### Data records
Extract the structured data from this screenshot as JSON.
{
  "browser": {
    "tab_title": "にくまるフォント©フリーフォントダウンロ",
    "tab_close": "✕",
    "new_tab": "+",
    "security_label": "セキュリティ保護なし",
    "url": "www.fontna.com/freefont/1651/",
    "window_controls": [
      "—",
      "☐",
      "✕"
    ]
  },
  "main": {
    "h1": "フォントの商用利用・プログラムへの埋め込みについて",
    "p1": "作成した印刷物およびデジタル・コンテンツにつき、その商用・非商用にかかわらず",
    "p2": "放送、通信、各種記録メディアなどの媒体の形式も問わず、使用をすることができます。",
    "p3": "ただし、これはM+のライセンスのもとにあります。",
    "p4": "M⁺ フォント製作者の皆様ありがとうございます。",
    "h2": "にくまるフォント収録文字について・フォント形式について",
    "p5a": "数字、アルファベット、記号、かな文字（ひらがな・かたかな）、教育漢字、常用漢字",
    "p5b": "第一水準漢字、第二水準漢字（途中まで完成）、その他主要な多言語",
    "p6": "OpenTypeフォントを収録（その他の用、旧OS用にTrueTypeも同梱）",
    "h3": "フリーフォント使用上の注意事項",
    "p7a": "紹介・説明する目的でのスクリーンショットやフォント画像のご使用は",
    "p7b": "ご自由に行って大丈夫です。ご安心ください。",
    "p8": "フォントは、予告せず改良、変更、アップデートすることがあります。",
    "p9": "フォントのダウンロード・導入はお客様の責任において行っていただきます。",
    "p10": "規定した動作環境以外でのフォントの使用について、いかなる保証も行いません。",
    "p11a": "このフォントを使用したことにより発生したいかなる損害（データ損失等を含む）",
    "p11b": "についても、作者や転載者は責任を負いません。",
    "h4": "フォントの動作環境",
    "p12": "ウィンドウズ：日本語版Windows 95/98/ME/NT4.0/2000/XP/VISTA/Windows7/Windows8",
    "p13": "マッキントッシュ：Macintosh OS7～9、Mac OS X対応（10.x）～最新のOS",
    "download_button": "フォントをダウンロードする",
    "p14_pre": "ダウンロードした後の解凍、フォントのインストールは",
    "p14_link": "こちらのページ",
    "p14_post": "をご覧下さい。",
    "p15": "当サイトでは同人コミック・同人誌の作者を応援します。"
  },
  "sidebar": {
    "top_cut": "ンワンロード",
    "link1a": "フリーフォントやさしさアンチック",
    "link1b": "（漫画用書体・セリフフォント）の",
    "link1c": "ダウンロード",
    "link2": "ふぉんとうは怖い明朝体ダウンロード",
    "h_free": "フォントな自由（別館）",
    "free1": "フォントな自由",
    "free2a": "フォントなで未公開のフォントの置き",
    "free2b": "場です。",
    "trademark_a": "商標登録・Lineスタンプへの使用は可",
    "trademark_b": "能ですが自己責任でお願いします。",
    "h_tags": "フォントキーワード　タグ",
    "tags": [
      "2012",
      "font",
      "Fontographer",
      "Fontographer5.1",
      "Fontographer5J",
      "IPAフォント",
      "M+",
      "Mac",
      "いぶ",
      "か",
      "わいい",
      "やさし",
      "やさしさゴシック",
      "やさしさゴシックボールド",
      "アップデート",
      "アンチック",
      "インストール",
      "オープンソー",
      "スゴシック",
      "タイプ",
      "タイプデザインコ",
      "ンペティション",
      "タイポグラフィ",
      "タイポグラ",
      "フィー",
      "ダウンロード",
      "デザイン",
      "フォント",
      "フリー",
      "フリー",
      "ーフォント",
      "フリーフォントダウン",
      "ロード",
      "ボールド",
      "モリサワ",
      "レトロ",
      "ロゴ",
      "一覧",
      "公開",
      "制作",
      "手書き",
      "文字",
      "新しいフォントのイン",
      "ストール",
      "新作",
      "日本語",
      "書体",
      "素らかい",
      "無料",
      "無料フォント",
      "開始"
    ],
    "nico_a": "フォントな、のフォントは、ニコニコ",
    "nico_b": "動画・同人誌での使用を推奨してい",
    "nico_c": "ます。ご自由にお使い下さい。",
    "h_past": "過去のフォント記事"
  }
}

### Objective
Write out the whole listing again, exactly as it stands.

### Problem solution
Extract the structured data from this screenshot as JSON.
{
  "browser": {
    "tab_title": "にくまるフォント©フリーフォントダウンロ",
    "tab_close": "✕",
    "new_tab": "+",
    "security_label": "セキュリティ保護なし",
    "url": "www.fontna.com/freefont/1651/",
    "window_controls": [
      "—",
      "☐",
      "✕"
    ]
  },
  "main": {
    "h1": "フォントの商用利用・プログラムへの埋め込みについて",
    "p1": "作成した印刷物およびデジタル・コンテンツにつき、その商用・非商用にかかわらず",
    "p2": "放送、通信、各種記録メディアなどの媒体の形式も問わず、使用をすることができます。",
    "p3": "ただし、これはM+のライセンスのもとにあります。",
    "p4": "M⁺ フォント製作者の皆様ありがとうございます。",
    "h2": "にくまるフォント収録文字について・フォント形式について",
    "p5a": "数字、アルファベット、記号、かな文字（ひらがな・かたかな）、教育漢字、常用漢字",
    "p5b": "第一水準漢字、第二水準漢字（途中まで完成）、その他主要な多言語",
    "p6": "OpenTypeフォントを収録（その他の用、旧OS用にTrueTypeも同梱）",
    "h3": "フリーフォント使用上の注意事項",
    "p7a": "紹介・説明する目的でのスクリーンショットやフォント画像のご使用は",
    "p7b": "ご自由に行って大丈夫です。ご安心ください。",
    "p8": "フォントは、予告せず改良、変更、アップデートすることがあります。",
    "p9": "フォントのダウンロード・導入はお客様の責任において行っていただきます。",
    "p10": "規定した動作環境以外でのフォントの使用について、いかなる保証も行いません。",
    "p11a": "このフォントを使用したことにより発生したいかなる損害（データ損失等を含む）",
    "p11b": "についても、作者や転載者は責任を負いません。",
    "h4": "フォントの動作環境",
    "p12": "ウィンドウズ：日本語版Windows 95/98/ME/NT4.0/2000/XP/VISTA/Windows7/Windows8",
    "p13": "マッキントッシュ：Macintosh OS7～9、Mac OS X対応（10.x）～最新のOS",
    "download_button": "フォントをダウンロードする",
    "p14_pre": "ダウンロードした後の解凍、フォントのインストールは",
    "p14_link": "こちらのページ",
    "p14_post": "をご覧下さい。",
    "p15": "当サイトでは同人コミック・同人誌の作者を応援します。"
  },
  "sidebar": {
    "top_cut": "ンワンロード",
    "link1a": "フリーフォントやさしさアンチック",
    "link1b": "（漫画用書体・セリフフォント）の",
    "link1c": "ダウンロード",
    "link2": "ふぉんとうは怖い明朝体ダウンロード",
    "h_free": "フォントな自由（別館）",
    "free1": "フォントな自由",
    "free2a": "フォントなで未公開のフォントの置き",
    "free2b": "場です。",
    "trademark_a": "商標登録・Lineスタンプへの使用は可",
    "trademark_b": "能ですが自己責任でお願いします。",
    "h_tags": "フォントキーワード　タグ",
    "tags": [
      "2012",
      "font",
      "Fontographer",
      "Fontographer5.1",
      "Fontographer5J",
      "IPAフォント",
      "M+",
      "Mac",
      "いぶ",
      "か",
      "わいい",
      "やさし",
      "やさしさゴシック",
      "やさしさゴシックボールド",
      "アップデート",
      "アンチック",
      "インストール",
      "オープンソー",
      "スゴシック",
      "タイプ",
      "タイプデザインコ",
      "ンペティション",
      "タイポグラフィ",
      "タイポグラ",
      "フィー",
      "ダウンロード",
      "デザイン",
      "フォント",
      "フリー",
      "フリー",
      "ーフォント",
      "フリーフォントダウン",
      "ロード",
      "ボールド",
      "モリサワ",
      "レトロ",
      "ロゴ",
      "一覧",
      "公開",
      "制作",
      "手書き",
      "文字",
      "新しいフォントのイン",
      "ストール",
      "新作",
      "日本語",
      "書体",
      "素らかい",
      "無料",
      "無料フォント",
      "開始"
    ],
    "nico_a": "フォントな、のフォントは、ニコニコ",
    "nico_b": "動画・同人誌での使用を推奨してい",
    "nico_c": "ます。ご自由にお使い下さい。",
    "h_past": "過去のフォント記事"
  }
}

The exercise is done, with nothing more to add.